• [Set problem]
Where a line contains the word "niño", copy that line in full.

[BEGIN Extracted entries]

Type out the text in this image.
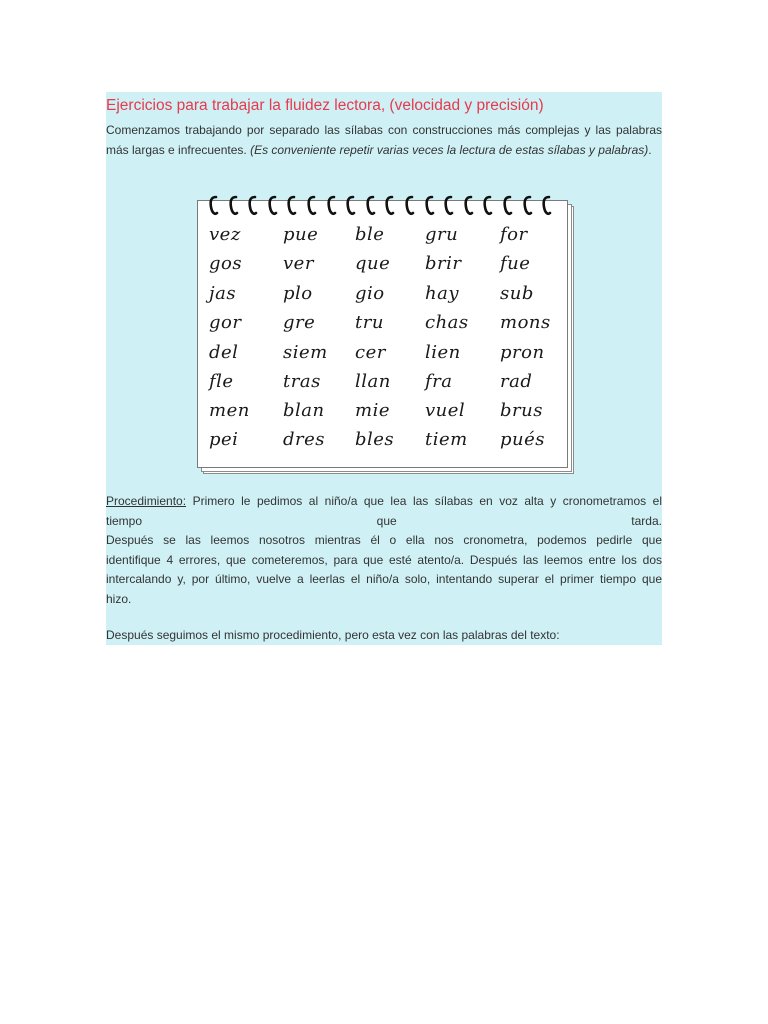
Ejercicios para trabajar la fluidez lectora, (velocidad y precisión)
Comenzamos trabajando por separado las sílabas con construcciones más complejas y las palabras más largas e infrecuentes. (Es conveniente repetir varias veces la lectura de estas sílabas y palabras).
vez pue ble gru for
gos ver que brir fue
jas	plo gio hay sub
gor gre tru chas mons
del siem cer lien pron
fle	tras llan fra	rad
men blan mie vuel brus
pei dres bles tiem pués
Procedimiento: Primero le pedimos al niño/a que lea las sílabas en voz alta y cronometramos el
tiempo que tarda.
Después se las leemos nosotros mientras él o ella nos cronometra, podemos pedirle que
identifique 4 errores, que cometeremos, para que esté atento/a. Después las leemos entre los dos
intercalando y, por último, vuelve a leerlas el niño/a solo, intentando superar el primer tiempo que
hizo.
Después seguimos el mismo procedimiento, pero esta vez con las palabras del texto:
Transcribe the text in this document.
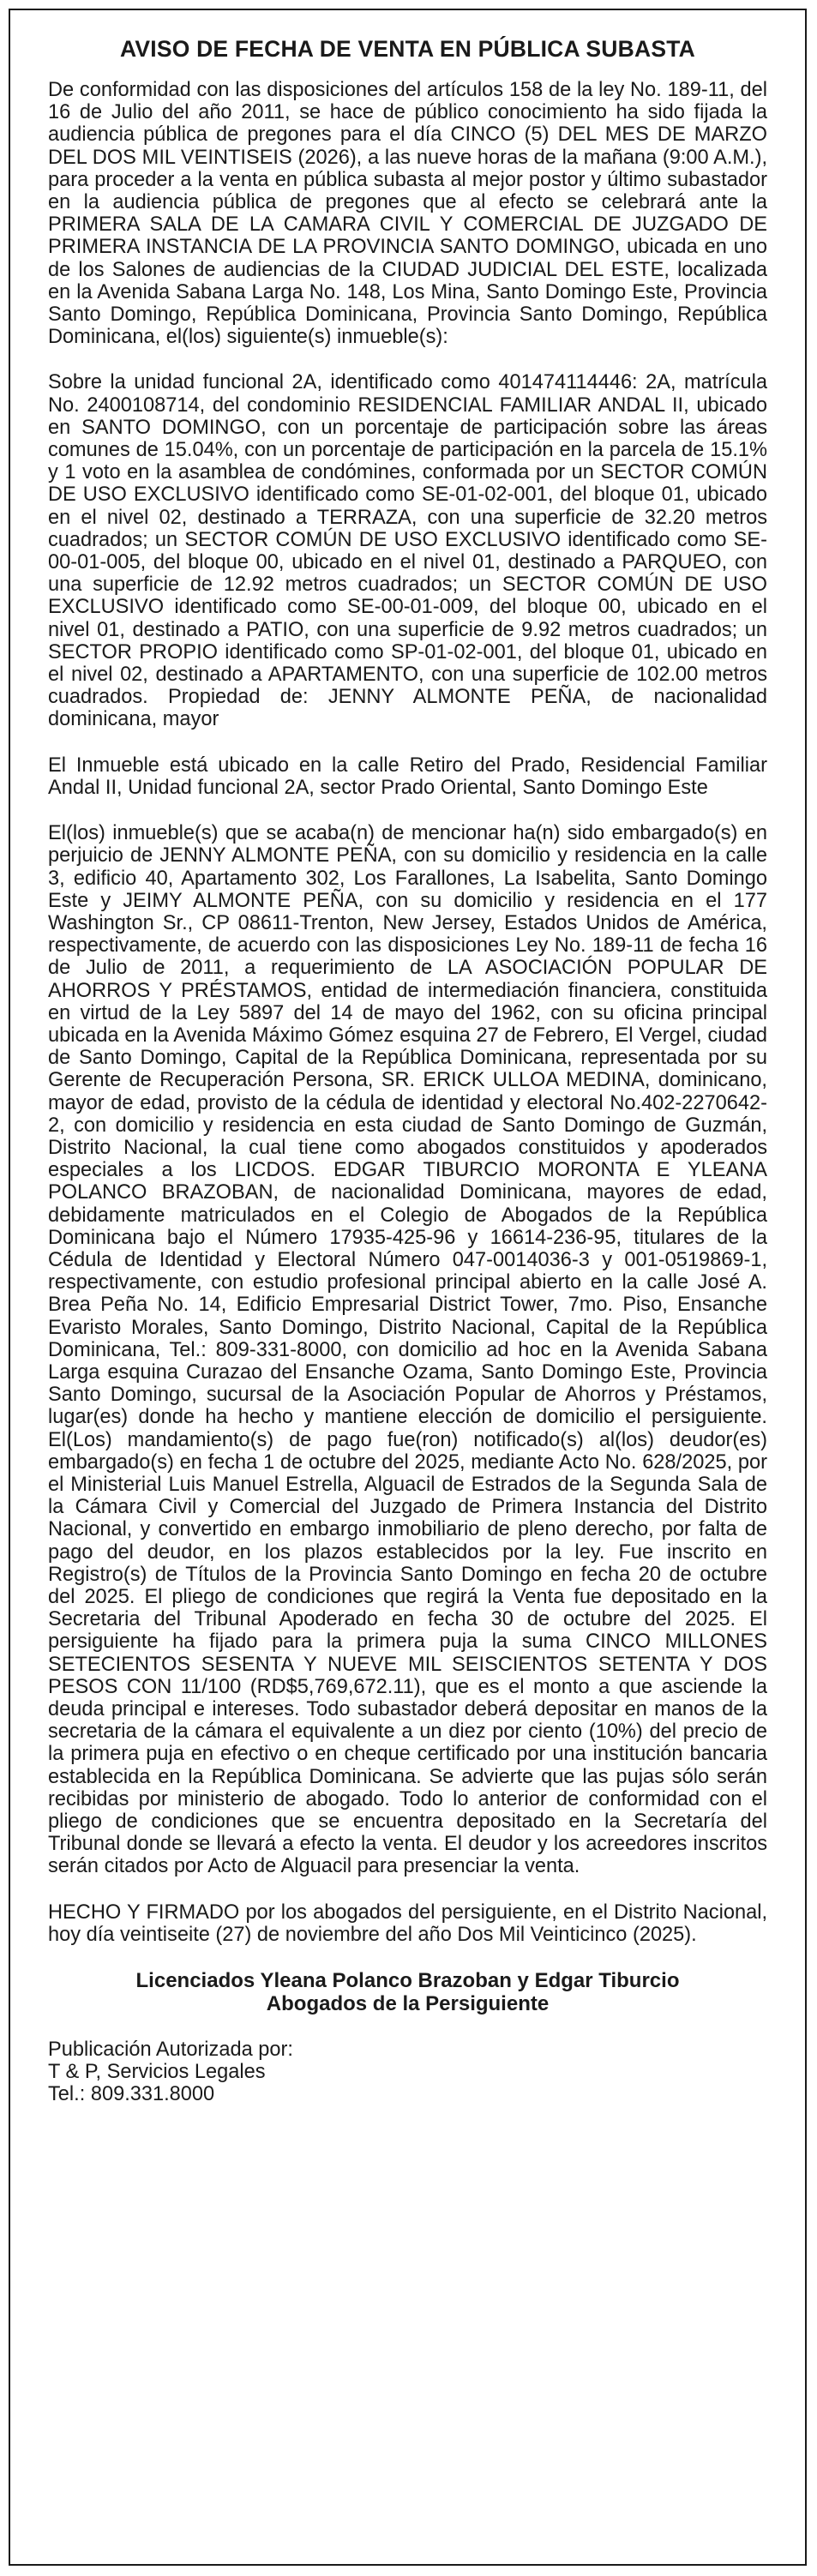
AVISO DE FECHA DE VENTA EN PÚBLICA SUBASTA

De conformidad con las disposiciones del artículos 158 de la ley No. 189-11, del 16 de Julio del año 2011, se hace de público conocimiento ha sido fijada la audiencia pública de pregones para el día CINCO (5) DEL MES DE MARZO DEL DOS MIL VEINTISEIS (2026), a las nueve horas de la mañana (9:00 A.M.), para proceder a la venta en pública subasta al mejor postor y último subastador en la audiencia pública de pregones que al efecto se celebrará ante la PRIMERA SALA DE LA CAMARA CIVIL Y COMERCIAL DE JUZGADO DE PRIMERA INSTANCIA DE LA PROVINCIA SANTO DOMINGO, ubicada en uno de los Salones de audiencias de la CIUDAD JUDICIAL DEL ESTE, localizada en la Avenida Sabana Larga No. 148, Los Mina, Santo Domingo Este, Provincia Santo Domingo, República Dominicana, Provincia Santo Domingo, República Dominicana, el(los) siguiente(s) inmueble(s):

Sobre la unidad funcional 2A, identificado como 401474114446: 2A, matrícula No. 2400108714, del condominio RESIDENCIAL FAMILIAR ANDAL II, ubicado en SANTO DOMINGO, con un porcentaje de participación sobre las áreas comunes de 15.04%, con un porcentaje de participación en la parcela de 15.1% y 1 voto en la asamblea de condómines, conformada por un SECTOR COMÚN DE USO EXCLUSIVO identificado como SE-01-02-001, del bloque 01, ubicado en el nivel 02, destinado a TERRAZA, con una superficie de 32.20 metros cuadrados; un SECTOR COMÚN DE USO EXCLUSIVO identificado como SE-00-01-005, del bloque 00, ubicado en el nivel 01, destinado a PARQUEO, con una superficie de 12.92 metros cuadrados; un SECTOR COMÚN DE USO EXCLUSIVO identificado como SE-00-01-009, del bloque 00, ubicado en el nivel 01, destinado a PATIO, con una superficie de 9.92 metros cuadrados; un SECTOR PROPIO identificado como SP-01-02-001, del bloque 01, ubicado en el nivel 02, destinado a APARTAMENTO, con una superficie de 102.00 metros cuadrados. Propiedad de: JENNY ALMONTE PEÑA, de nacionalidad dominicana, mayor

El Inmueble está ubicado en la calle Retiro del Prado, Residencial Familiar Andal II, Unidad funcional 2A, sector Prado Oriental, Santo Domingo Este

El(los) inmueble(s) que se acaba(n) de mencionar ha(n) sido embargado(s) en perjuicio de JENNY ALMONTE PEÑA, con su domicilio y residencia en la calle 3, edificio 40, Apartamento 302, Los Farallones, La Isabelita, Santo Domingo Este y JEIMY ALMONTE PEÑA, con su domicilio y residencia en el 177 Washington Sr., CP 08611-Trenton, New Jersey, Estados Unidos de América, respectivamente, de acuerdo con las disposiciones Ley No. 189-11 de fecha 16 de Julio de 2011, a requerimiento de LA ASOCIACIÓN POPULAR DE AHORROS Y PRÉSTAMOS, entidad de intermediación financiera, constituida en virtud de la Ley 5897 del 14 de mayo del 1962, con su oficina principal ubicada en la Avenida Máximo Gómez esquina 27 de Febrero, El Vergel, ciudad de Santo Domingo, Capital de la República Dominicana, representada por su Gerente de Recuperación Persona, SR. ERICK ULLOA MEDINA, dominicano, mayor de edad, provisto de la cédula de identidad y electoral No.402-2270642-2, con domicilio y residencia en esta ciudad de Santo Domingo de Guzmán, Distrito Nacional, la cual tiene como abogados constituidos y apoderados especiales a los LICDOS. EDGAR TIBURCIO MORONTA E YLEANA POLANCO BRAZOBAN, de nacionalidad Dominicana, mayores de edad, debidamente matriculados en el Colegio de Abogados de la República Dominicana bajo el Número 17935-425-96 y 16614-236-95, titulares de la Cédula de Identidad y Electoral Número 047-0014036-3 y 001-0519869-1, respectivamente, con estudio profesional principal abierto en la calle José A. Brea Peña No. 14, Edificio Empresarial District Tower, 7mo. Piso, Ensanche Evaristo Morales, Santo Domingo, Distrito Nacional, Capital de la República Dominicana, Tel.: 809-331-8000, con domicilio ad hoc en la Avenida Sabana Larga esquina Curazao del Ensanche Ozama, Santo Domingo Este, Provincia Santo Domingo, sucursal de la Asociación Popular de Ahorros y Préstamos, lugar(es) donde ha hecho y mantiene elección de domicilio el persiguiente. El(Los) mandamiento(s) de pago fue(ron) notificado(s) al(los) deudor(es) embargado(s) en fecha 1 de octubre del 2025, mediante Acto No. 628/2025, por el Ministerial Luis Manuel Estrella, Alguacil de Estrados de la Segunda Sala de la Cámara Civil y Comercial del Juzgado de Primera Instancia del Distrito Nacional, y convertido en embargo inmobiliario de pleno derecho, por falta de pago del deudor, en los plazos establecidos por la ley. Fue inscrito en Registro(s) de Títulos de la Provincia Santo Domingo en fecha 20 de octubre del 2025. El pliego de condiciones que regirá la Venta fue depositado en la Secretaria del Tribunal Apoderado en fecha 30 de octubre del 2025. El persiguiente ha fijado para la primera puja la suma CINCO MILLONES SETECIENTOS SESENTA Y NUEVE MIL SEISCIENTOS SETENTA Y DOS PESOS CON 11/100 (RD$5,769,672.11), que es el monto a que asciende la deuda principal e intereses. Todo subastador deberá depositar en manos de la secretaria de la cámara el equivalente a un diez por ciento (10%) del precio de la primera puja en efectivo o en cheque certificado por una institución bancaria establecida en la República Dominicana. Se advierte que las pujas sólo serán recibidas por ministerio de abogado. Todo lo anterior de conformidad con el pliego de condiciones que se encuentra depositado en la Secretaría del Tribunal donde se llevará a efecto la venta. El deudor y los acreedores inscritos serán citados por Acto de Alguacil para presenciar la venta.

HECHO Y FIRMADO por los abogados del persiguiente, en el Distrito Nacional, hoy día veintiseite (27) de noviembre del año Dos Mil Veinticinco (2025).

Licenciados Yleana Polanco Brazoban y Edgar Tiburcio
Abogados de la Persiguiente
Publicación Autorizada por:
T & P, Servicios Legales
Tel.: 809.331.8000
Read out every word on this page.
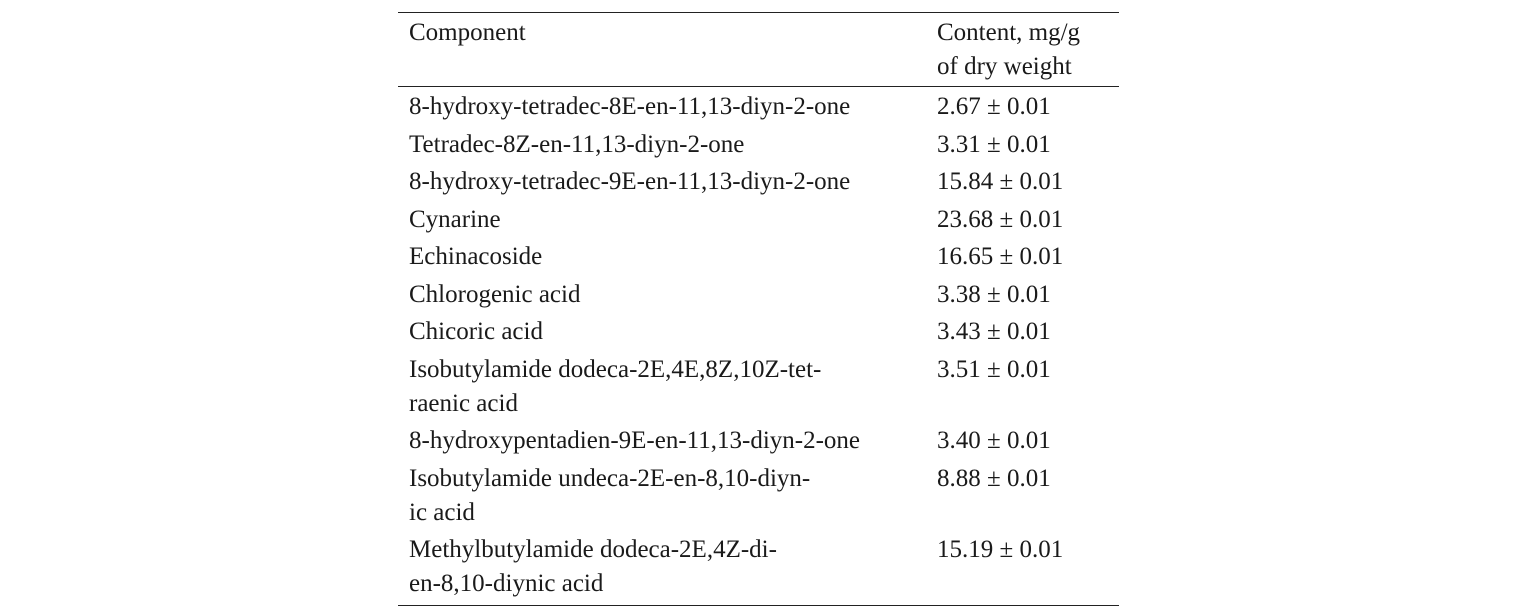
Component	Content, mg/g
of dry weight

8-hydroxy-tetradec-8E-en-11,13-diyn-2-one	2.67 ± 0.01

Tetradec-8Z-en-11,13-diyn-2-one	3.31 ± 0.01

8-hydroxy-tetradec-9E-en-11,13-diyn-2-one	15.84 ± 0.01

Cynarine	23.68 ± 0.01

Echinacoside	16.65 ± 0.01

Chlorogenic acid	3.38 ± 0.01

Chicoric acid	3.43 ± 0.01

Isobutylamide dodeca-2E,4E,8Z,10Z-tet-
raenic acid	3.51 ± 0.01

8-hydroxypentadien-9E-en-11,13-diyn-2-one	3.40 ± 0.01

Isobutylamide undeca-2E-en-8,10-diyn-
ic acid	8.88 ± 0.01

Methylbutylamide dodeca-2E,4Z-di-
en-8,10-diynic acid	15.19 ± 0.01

[END Extracted entries]

• [Response to this task]
Procedimiento: Primero le pedimos al niño/a que lea las sílabas en voz alta y cronometramos el
intercalando y, por último, vuelve a leerlas el niño/a solo, intentando superar el primer tiempo que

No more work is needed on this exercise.